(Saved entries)
○ ○ ○ ○
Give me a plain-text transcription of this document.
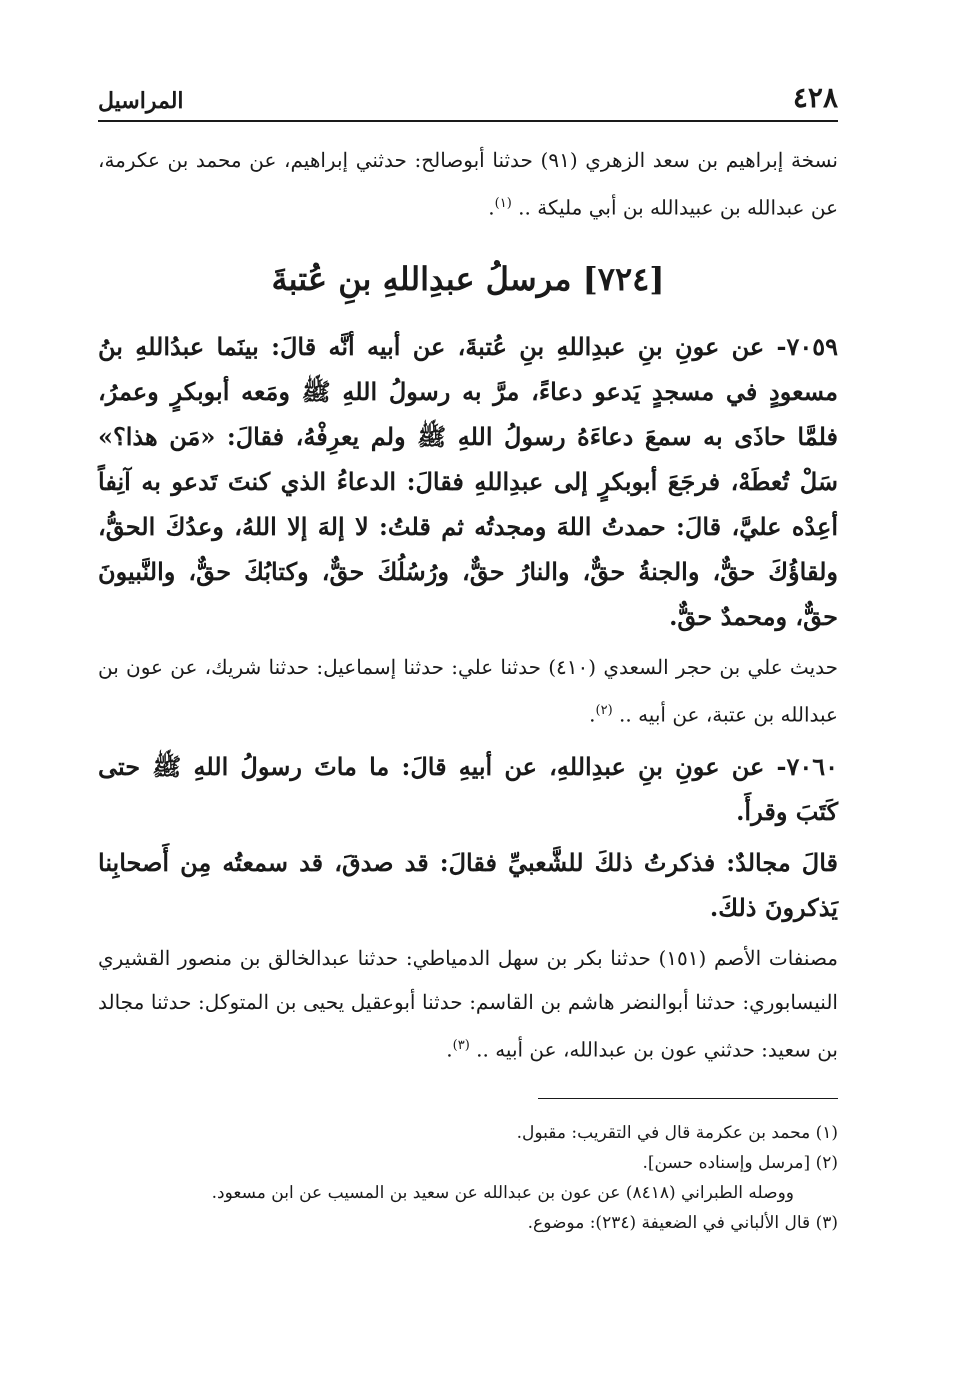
٤٢٨
المراسيل

نسخة إبراهيم بن سعد الزهري (٩١) حدثنا أبوصالح: حدثني إبراهيم، عن محمد بن عكرمة، عن عبدالله بن عبيدالله بن أبي مليكة .. $^{(١)}$.

[٧٢٤] مرسلُ عبدِاللهِ بنِ عُتبةَ

٧٠٥٩- عن عونِ بنِ عبدِاللهِ بنِ عُتبةَ، عن أبيه أنَّه قالَ: بينَما عبدُاللهِ بنُ مسعودٍ في مسجدٍ يَدعو دعاءً، مرَّ به رسولُ اللهِ ﷺ ومَعه أبوبكرٍ وعمرُ، فلمَّا حاذَى به سمعَ دعاءَهُ رسولُ اللهِ ﷺ ولم يعرِفْهُ، فقالَ: «مَن هذا؟» سَلْ تُعطَهْ، فرجَعَ أبوبكرٍ إلى عبدِاللهِ فقالَ: الدعاءُ الذي كنتَ تَدعو به آنِفاً أعِدْه عليَّ، قالَ: حمدتُ اللهَ ومجدتُه ثم قلتُ: لا إلهَ إلا اللهُ، وعدُكَ الحقُّ، ولقاؤُكَ حقٌّ، والجنةُ حقٌّ، والنارُ حقٌّ، ورُسُلُكَ حقٌّ، وكتابُكَ حقٌّ، والنَّبيونَ حقٌّ، ومحمدٌ حقٌّ.

حديث علي بن حجر السعدي (٤١٠) حدثنا علي: حدثنا إسماعيل: حدثنا شريك، عن عون بن عبدالله بن عتبة، عن أبيه .. $^{(٢)}$.

٧٠٦٠- عن عونِ بنِ عبدِاللهِ، عن أبيهِ قالَ: ما ماتَ رسولُ اللهِ ﷺ حتى كَتَبَ وقرأَ.

قالَ مجالدٌ: فذكرتُ ذلكَ للشَّعبيِّ فقالَ: قد صدقَ، قد سمعتُه مِن أَصحابِنا يَذكرونَ ذلكَ.

مصنفات الأصم (١٥١) حدثنا بكر بن سهل الدمياطي: حدثنا عبدالخالق بن منصور القشيري النيسابوري: حدثنا أبوالنضر هاشم بن القاسم: حدثنا أبوعقيل يحيى بن المتوكل: حدثنا مجالد بن سعيد: حدثني عون بن عبدالله، عن أبيه .. $^{(٣)}$.

(١) محمد بن عكرمة قال في التقريب: مقبول.

(٢) [مرسل وإسناده حسن].

ووصله الطبراني (٨٤١٨) عن عون بن عبدالله عن سعيد بن المسيب عن ابن مسعود.

(٣) قال الألباني في الضعيفة (٢٣٤): موضوع.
○ ○ ○ ○
EXERCISE PROMPT –
Please write out all of the material above without changing a word, and omit any pictures.

EXPECTED ANSWER –
Give me a plain-text transcription of this document.
٤٢٨
المراسيل

نسخة إبراهيم بن سعد الزهري (٩١) حدثنا أبوصالح: حدثني إبراهيم، عن محمد بن عكرمة، عن عبدالله بن عبيدالله بن أبي مليكة .. $^{(١)}$.

[٧٢٤] مرسلُ عبدِاللهِ بنِ عُتبةَ

٧٠٥٩- عن عونِ بنِ عبدِاللهِ بنِ عُتبةَ، عن أبيه أنَّه قالَ: بينَما عبدُاللهِ بنُ مسعودٍ في مسجدٍ يَدعو دعاءً، مرَّ به رسولُ اللهِ ﷺ ومَعه أبوبكرٍ وعمرُ، فلمَّا حاذَى به سمعَ دعاءَهُ رسولُ اللهِ ﷺ ولم يعرِفْهُ، فقالَ: «مَن هذا؟» سَلْ تُعطَهْ، فرجَعَ أبوبكرٍ إلى عبدِاللهِ فقالَ: الدعاءُ الذي كنتَ تَدعو به آنِفاً أعِدْه عليَّ، قالَ: حمدتُ اللهَ ومجدتُه ثم قلتُ: لا إلهَ إلا اللهُ، وعدُكَ الحقُّ، ولقاؤُكَ حقٌّ، والجنةُ حقٌّ، والنارُ حقٌّ، ورُسُلُكَ حقٌّ، وكتابُكَ حقٌّ، والنَّبيونَ حقٌّ، ومحمدٌ حقٌّ.

حديث علي بن حجر السعدي (٤١٠) حدثنا علي: حدثنا إسماعيل: حدثنا شريك، عن عون بن عبدالله بن عتبة، عن أبيه .. $^{(٢)}$.

٧٠٦٠- عن عونِ بنِ عبدِاللهِ، عن أبيهِ قالَ: ما ماتَ رسولُ اللهِ ﷺ حتى كَتَبَ وقرأَ.

قالَ مجالدٌ: فذكرتُ ذلكَ للشَّعبيِّ فقالَ: قد صدقَ، قد سمعتُه مِن أَصحابِنا يَذكرونَ ذلكَ.

مصنفات الأصم (١٥١) حدثنا بكر بن سهل الدمياطي: حدثنا عبدالخالق بن منصور القشيري النيسابوري: حدثنا أبوالنضر هاشم بن القاسم: حدثنا أبوعقيل يحيى بن المتوكل: حدثنا مجالد بن سعيد: حدثني عون بن عبدالله، عن أبيه .. $^{(٣)}$.

(١) محمد بن عكرمة قال في التقريب: مقبول.

(٢) [مرسل وإسناده حسن].

ووصله الطبراني (٨٤١٨) عن عون بن عبدالله عن سعيد بن المسيب عن ابن مسعود.

(٣) قال الألباني في الضعيفة (٢٣٤): موضوع.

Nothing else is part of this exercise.